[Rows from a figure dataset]

######

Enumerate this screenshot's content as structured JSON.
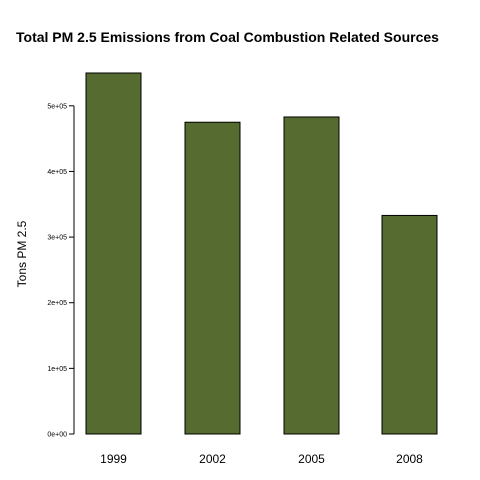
{
  "chart_data": {
    "type": "bar",
    "title": "Total PM 2.5 Emissions from Coal Combustion Related Sources",
    "xlabel": "",
    "ylabel": "Tons PM 2.5",
    "categories": [
      "1999",
      "2002",
      "2005",
      "2008"
    ],
    "values": [
      550000,
      475000,
      483000,
      333000
    ],
    "ylim": [
      0,
      550000
    ],
    "yticks": [
      0,
      100000,
      200000,
      300000,
      400000,
      500000
    ],
    "ytick_labels": [
      "0e+00",
      "1e+05",
      "2e+05",
      "3e+05",
      "4e+05",
      "5e+05"
    ],
    "bar_color": "#556B2F",
    "bar_border_color": "#000000",
    "grid": false,
    "legend": "none"
  }
}
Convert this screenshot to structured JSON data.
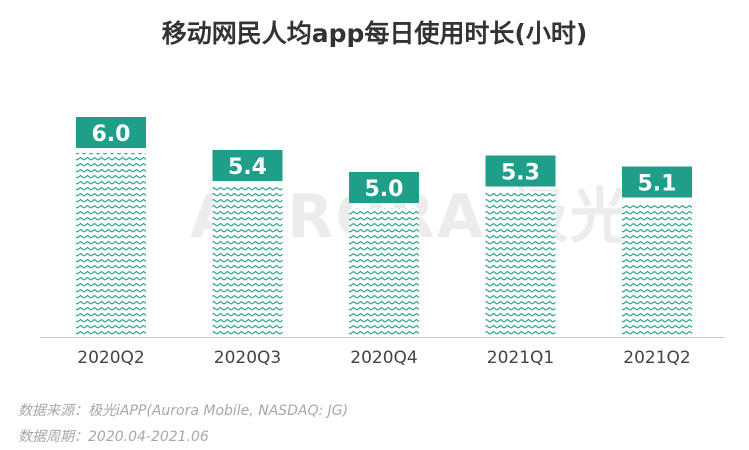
{
  "chart_data": {
    "type": "bar",
    "title": "移动网民人均app每日使用时长(小时)",
    "categories": [
      "2020Q2",
      "2020Q3",
      "2020Q4",
      "2021Q1",
      "2021Q2"
    ],
    "values": [
      6.0,
      5.4,
      5.0,
      5.3,
      5.1
    ],
    "data_labels": [
      "6.0",
      "5.4",
      "5.0",
      "5.3",
      "5.1"
    ],
    "xlabel": "",
    "ylabel": "",
    "grid": false,
    "colors": {
      "label_box": "#1f9e89",
      "pattern": "#1f9e89",
      "axis": "#cccccc"
    }
  },
  "watermark": "AURORA 极光",
  "footer": {
    "source": "数据来源：极光iAPP(Aurora Mobile, NASDAQ: JG)",
    "period": "数据周期：2020.04-2021.06"
  }
}
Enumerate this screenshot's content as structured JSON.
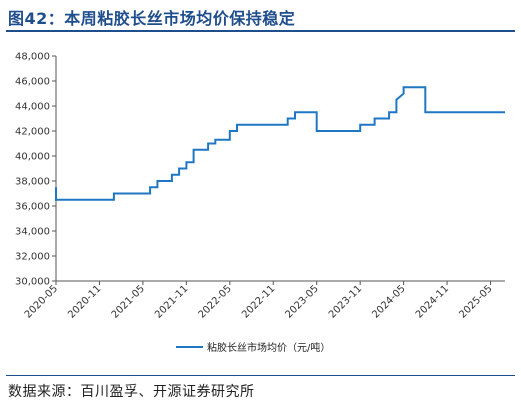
{
  "title": "图42：本周粘胶长丝市场均价保持稳定",
  "source": "数据来源：百川盈孚、开源证券研究所",
  "chart_data": {
    "type": "line",
    "ylim": [
      30000,
      48000
    ],
    "yticks": [
      30000,
      32000,
      34000,
      36000,
      38000,
      40000,
      42000,
      44000,
      46000,
      48000
    ],
    "ytick_labels": [
      "30,000",
      "32,000",
      "34,000",
      "36,000",
      "38,000",
      "40,000",
      "42,000",
      "44,000",
      "46,000",
      "48,000"
    ],
    "xlim": [
      "2020-05",
      "2025-07"
    ],
    "xticks": [
      "2020-05",
      "2020-11",
      "2021-05",
      "2021-11",
      "2022-05",
      "2022-11",
      "2023-05",
      "2023-11",
      "2024-05",
      "2024-11",
      "2025-05"
    ],
    "grid": false,
    "legend_position": "bottom",
    "color": "#1f77c4",
    "series": [
      {
        "name": "粘胶长丝市场均价（元/吨）",
        "points": [
          [
            "2020-05",
            37500
          ],
          [
            "2020-05",
            36500
          ],
          [
            "2021-01",
            36500
          ],
          [
            "2021-01",
            37000
          ],
          [
            "2021-06",
            37000
          ],
          [
            "2021-06",
            37500
          ],
          [
            "2021-07",
            37500
          ],
          [
            "2021-07",
            38000
          ],
          [
            "2021-09",
            38000
          ],
          [
            "2021-09",
            38500
          ],
          [
            "2021-10",
            38500
          ],
          [
            "2021-10",
            39000
          ],
          [
            "2021-11",
            39000
          ],
          [
            "2021-11",
            39500
          ],
          [
            "2021-12",
            39500
          ],
          [
            "2021-12",
            40000
          ],
          [
            "2021-12",
            40500
          ],
          [
            "2022-02",
            40500
          ],
          [
            "2022-02",
            41000
          ],
          [
            "2022-03",
            41000
          ],
          [
            "2022-03",
            41300
          ],
          [
            "2022-05",
            41300
          ],
          [
            "2022-05",
            42000
          ],
          [
            "2022-06",
            42000
          ],
          [
            "2022-06",
            42500
          ],
          [
            "2023-01",
            42500
          ],
          [
            "2023-01",
            43000
          ],
          [
            "2023-02",
            43000
          ],
          [
            "2023-02",
            43500
          ],
          [
            "2023-05",
            43500
          ],
          [
            "2023-05",
            42000
          ],
          [
            "2023-11",
            42000
          ],
          [
            "2023-11",
            42500
          ],
          [
            "2024-01",
            42500
          ],
          [
            "2024-01",
            43000
          ],
          [
            "2024-03",
            43000
          ],
          [
            "2024-03",
            43500
          ],
          [
            "2024-04",
            43500
          ],
          [
            "2024-04",
            44500
          ],
          [
            "2024-05",
            45000
          ],
          [
            "2024-05",
            45500
          ],
          [
            "2024-08",
            45500
          ],
          [
            "2024-08",
            43500
          ],
          [
            "2025-07",
            43500
          ]
        ]
      }
    ]
  }
}
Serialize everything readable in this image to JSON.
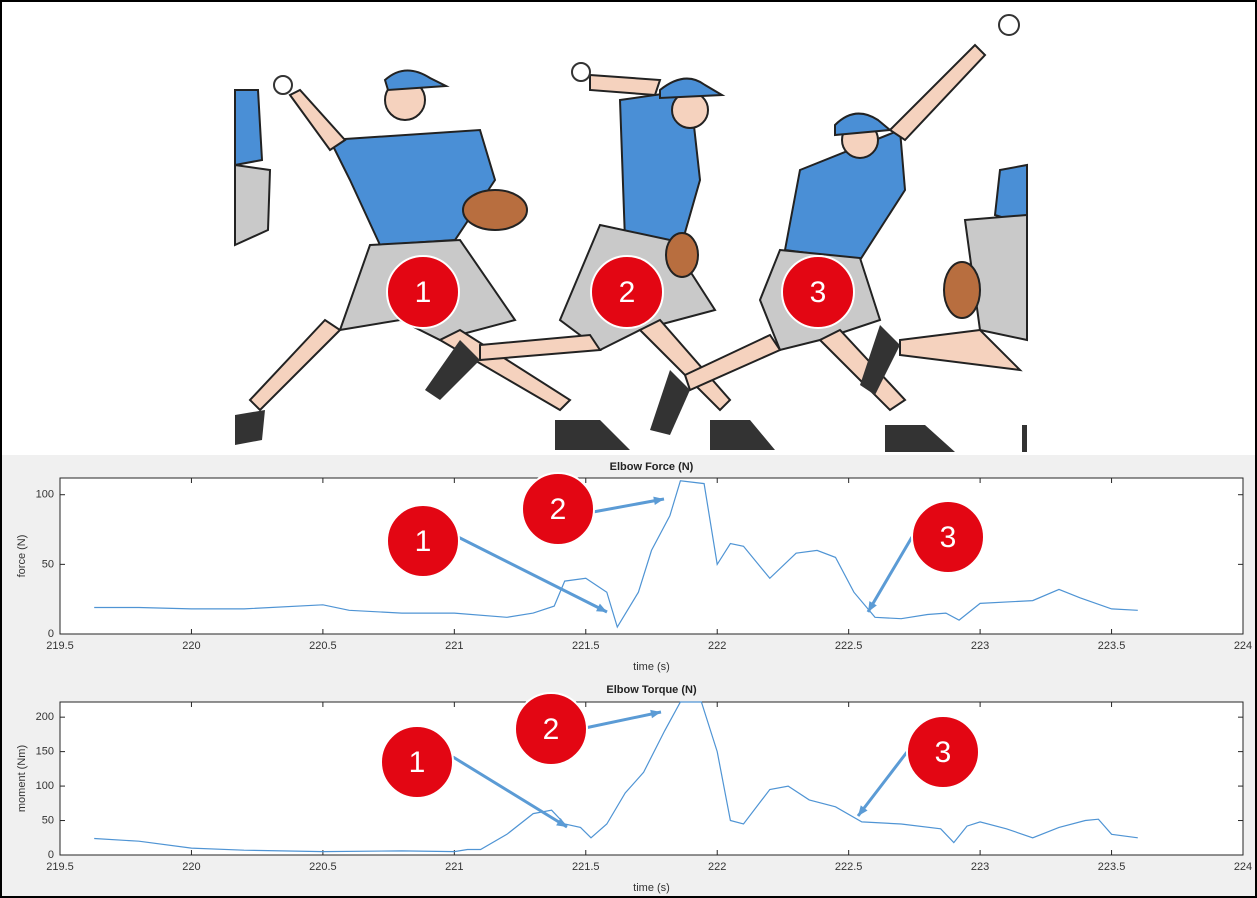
{
  "illustration": {
    "labels": [
      "1",
      "2",
      "3"
    ]
  },
  "chart_data": [
    {
      "type": "line",
      "title": "Elbow Force (N)",
      "x_label": "time (s)",
      "y_label": "force (N)",
      "x": [
        219.63,
        219.8,
        220,
        220.2,
        220.5,
        220.6,
        220.8,
        221,
        221.2,
        221.3,
        221.38,
        221.42,
        221.5,
        221.58,
        221.62,
        221.7,
        221.75,
        221.82,
        221.86,
        221.95,
        222,
        222.05,
        222.1,
        222.2,
        222.3,
        222.38,
        222.45,
        222.52,
        222.6,
        222.7,
        222.8,
        222.87,
        222.92,
        223,
        223.2,
        223.3,
        223.38,
        223.5,
        223.6
      ],
      "series": [
        {
          "color": "#4f94d4",
          "values": [
            19,
            19,
            18,
            18,
            21,
            17,
            15,
            15,
            12,
            15,
            20,
            38,
            40,
            30,
            5,
            30,
            60,
            85,
            110,
            108,
            50,
            65,
            63,
            40,
            58,
            60,
            55,
            30,
            12,
            11,
            14,
            15,
            10,
            22,
            24,
            32,
            26,
            18,
            17
          ]
        }
      ],
      "xlim": [
        219.5,
        224
      ],
      "xticks": [
        219.5,
        220,
        220.5,
        221,
        221.5,
        222,
        222.5,
        223,
        223.5,
        224
      ],
      "ylim": [
        0,
        112
      ],
      "yticks": [
        0,
        50,
        100
      ],
      "annotations": [
        "1",
        "2",
        "3"
      ]
    },
    {
      "type": "line",
      "title": "Elbow Torque (N)",
      "x_label": "time (s)",
      "y_label": "moment (Nm)",
      "x": [
        219.63,
        219.8,
        220,
        220.2,
        220.5,
        220.8,
        221,
        221.05,
        221.1,
        221.2,
        221.3,
        221.37,
        221.42,
        221.48,
        221.52,
        221.58,
        221.65,
        221.72,
        221.8,
        221.86,
        221.94,
        222,
        222.05,
        222.1,
        222.2,
        222.27,
        222.35,
        222.45,
        222.55,
        222.7,
        222.85,
        222.9,
        222.95,
        223,
        223.1,
        223.2,
        223.3,
        223.4,
        223.45,
        223.5,
        223.6
      ],
      "series": [
        {
          "color": "#4f94d4",
          "values": [
            24,
            20,
            10,
            7,
            5,
            6,
            5,
            8,
            8,
            30,
            60,
            65,
            45,
            40,
            25,
            45,
            90,
            120,
            180,
            222,
            222,
            150,
            50,
            45,
            95,
            100,
            80,
            70,
            48,
            45,
            38,
            18,
            42,
            48,
            38,
            25,
            40,
            50,
            52,
            30,
            25
          ]
        }
      ],
      "xlim": [
        219.5,
        224
      ],
      "xticks": [
        219.5,
        220,
        220.5,
        221,
        221.5,
        222,
        222.5,
        223,
        223.5,
        224
      ],
      "ylim": [
        0,
        222
      ],
      "yticks": [
        0,
        50,
        100,
        150,
        200
      ],
      "annotations": [
        "1",
        "2",
        "3"
      ]
    }
  ]
}
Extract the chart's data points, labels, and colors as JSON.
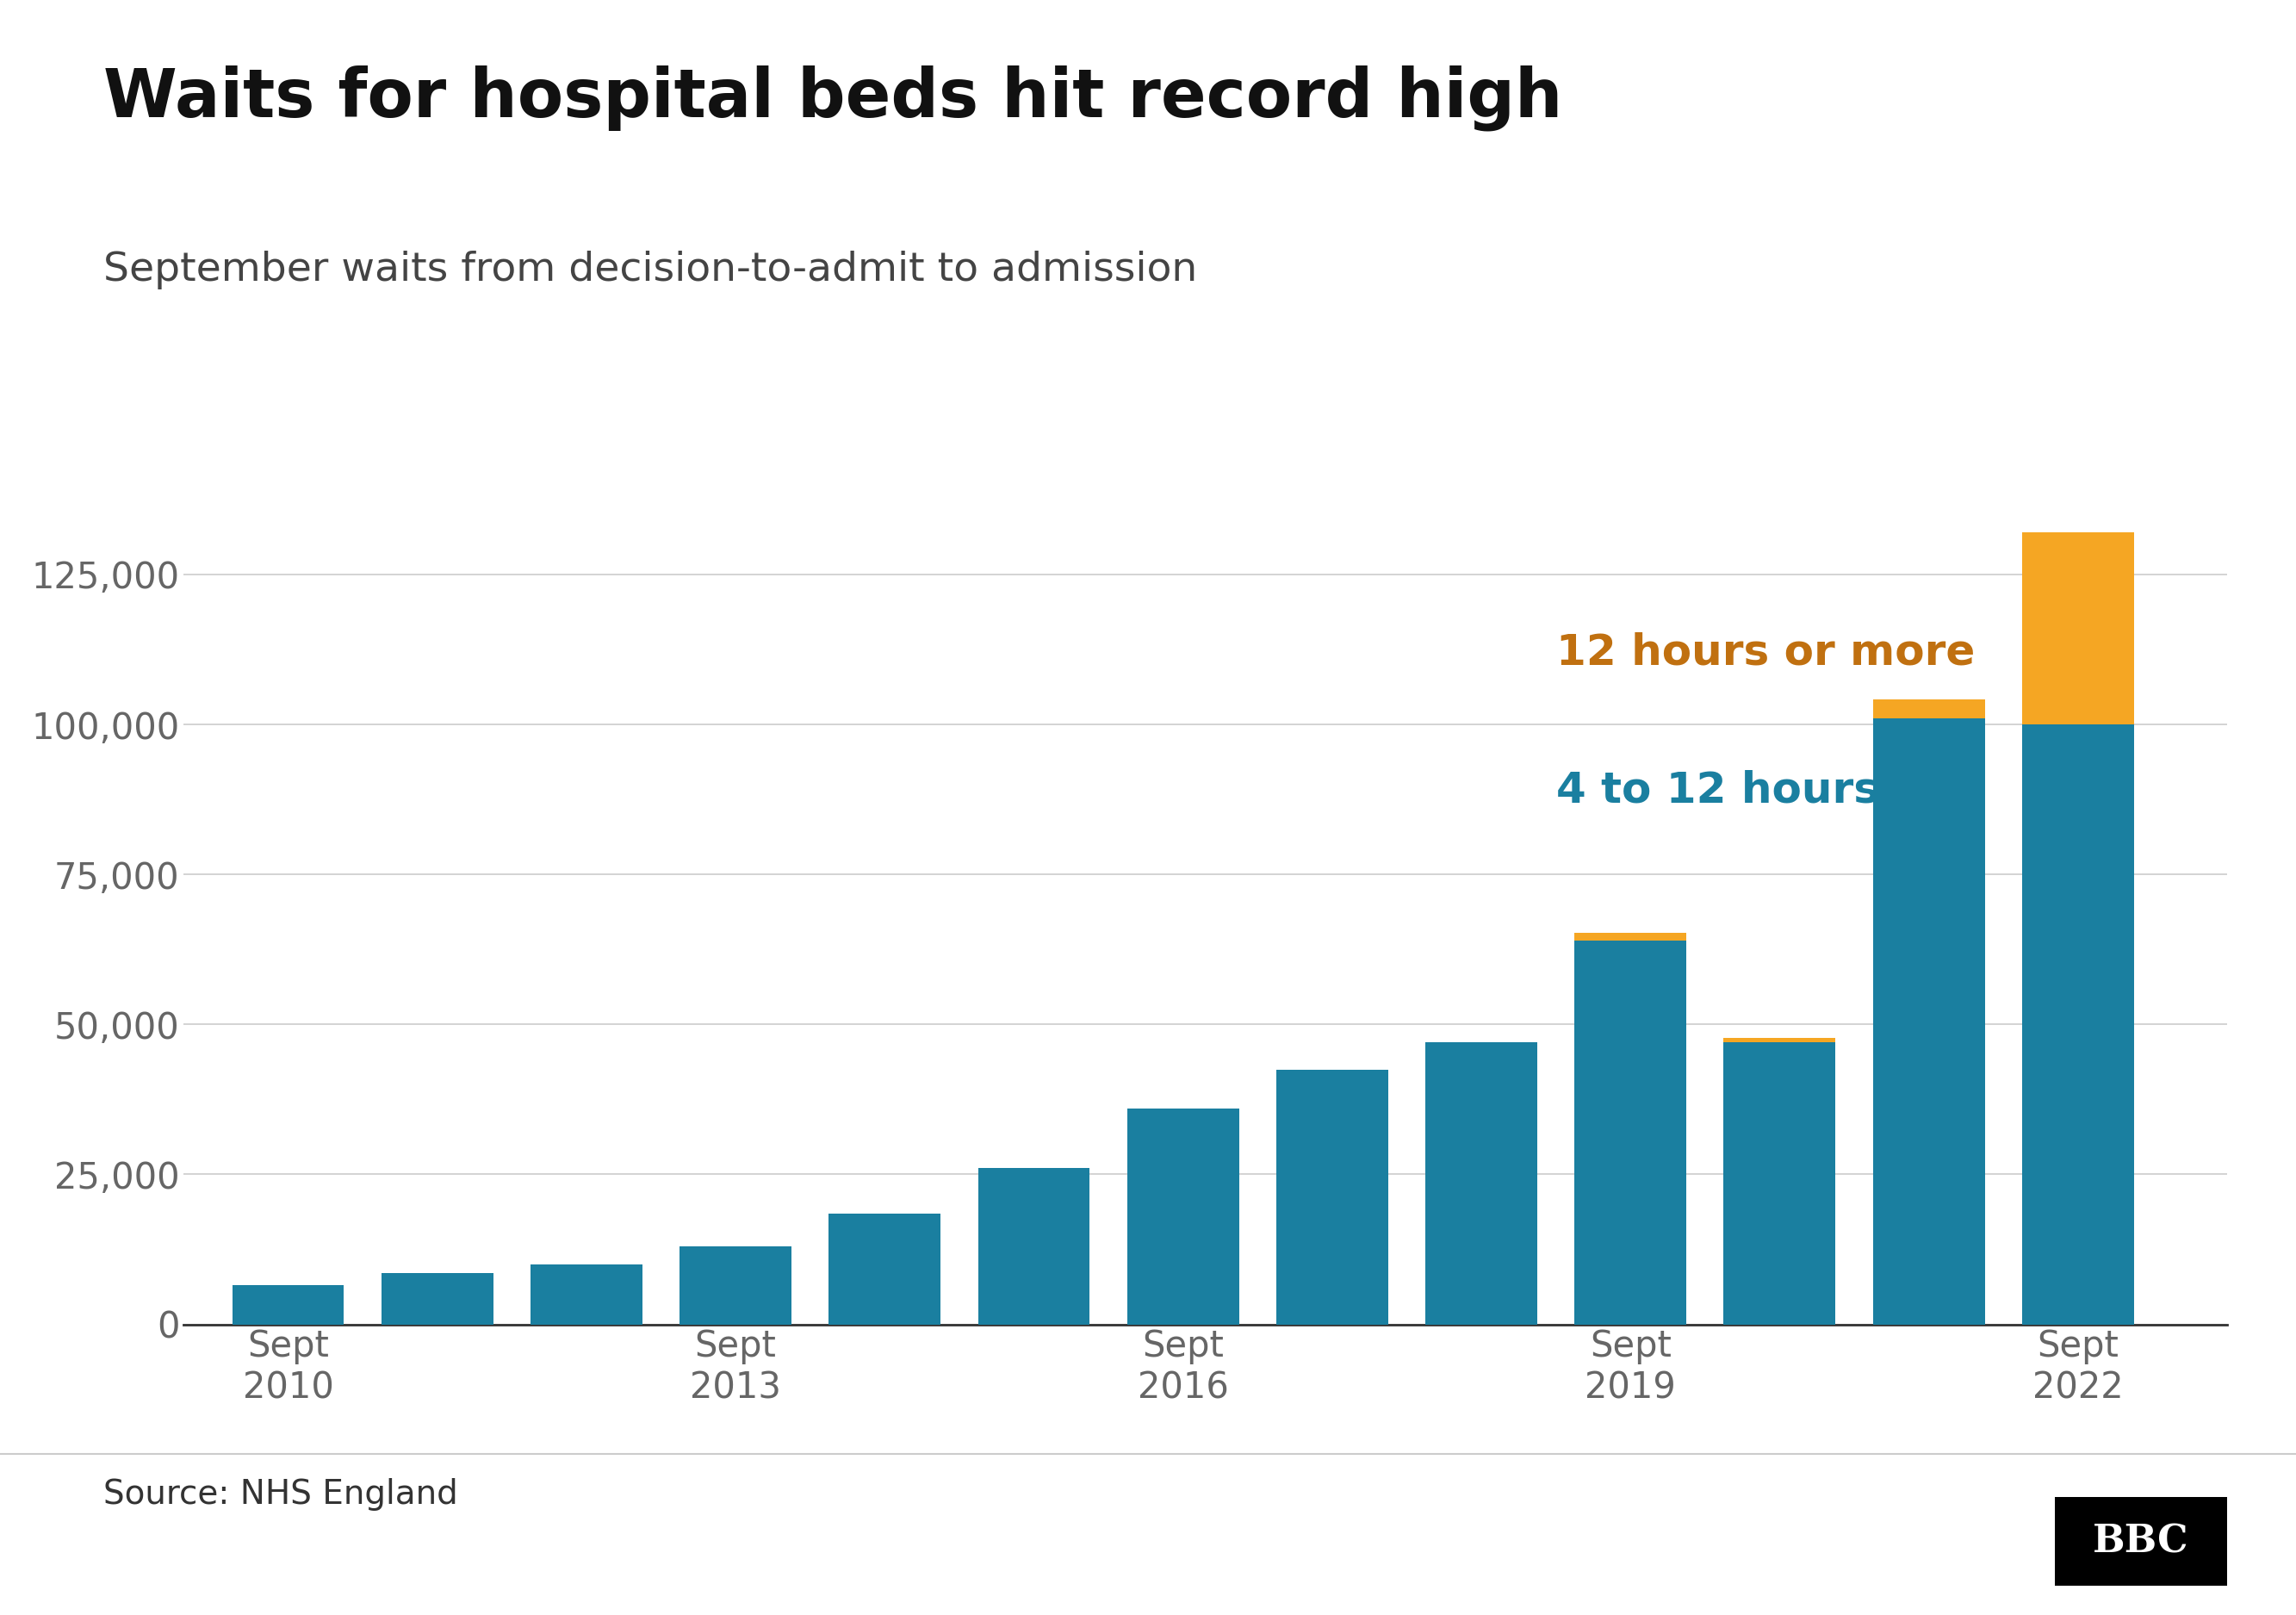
{
  "title": "Waits for hospital beds hit record high",
  "subtitle": "September waits from decision-to-admit to admission",
  "source": "Source: NHS England",
  "years": [
    2010,
    2011,
    2012,
    2013,
    2014,
    2015,
    2016,
    2017,
    2018,
    2019,
    2020,
    2021,
    2022
  ],
  "teal_values": [
    6500,
    8500,
    10000,
    13000,
    18500,
    26000,
    36000,
    42500,
    47000,
    64000,
    47000,
    101000,
    100000
  ],
  "orange_values": [
    0,
    0,
    0,
    0,
    0,
    0,
    0,
    0,
    0,
    1200,
    800,
    3200,
    32000
  ],
  "teal_color": "#1a7fa0",
  "orange_color": "#f5a623",
  "label_teal": "4 to 12 hours",
  "label_orange": "12 hours or more",
  "label_teal_color": "#1a7fa0",
  "label_orange_color": "#c07010",
  "xlabel_ticks": [
    2010,
    2013,
    2016,
    2019,
    2022
  ],
  "xlabel_labels": [
    "Sept\n2010",
    "Sept\n2013",
    "Sept\n2016",
    "Sept\n2019",
    "Sept\n2022"
  ],
  "ylim": [
    0,
    140000
  ],
  "yticks": [
    0,
    25000,
    50000,
    75000,
    100000,
    125000
  ],
  "ytick_labels": [
    "0",
    "25,000",
    "50,000",
    "75,000",
    "100,000",
    "125,000"
  ],
  "background_color": "#ffffff",
  "title_fontsize": 56,
  "subtitle_fontsize": 34,
  "source_fontsize": 28,
  "tick_fontsize": 30,
  "label_fontsize": 36,
  "bar_width": 0.75
}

######

- **AIM**: Tell how many lines above contain the word "colors". Give the number alone.

- **COMPLETED TASK**: 2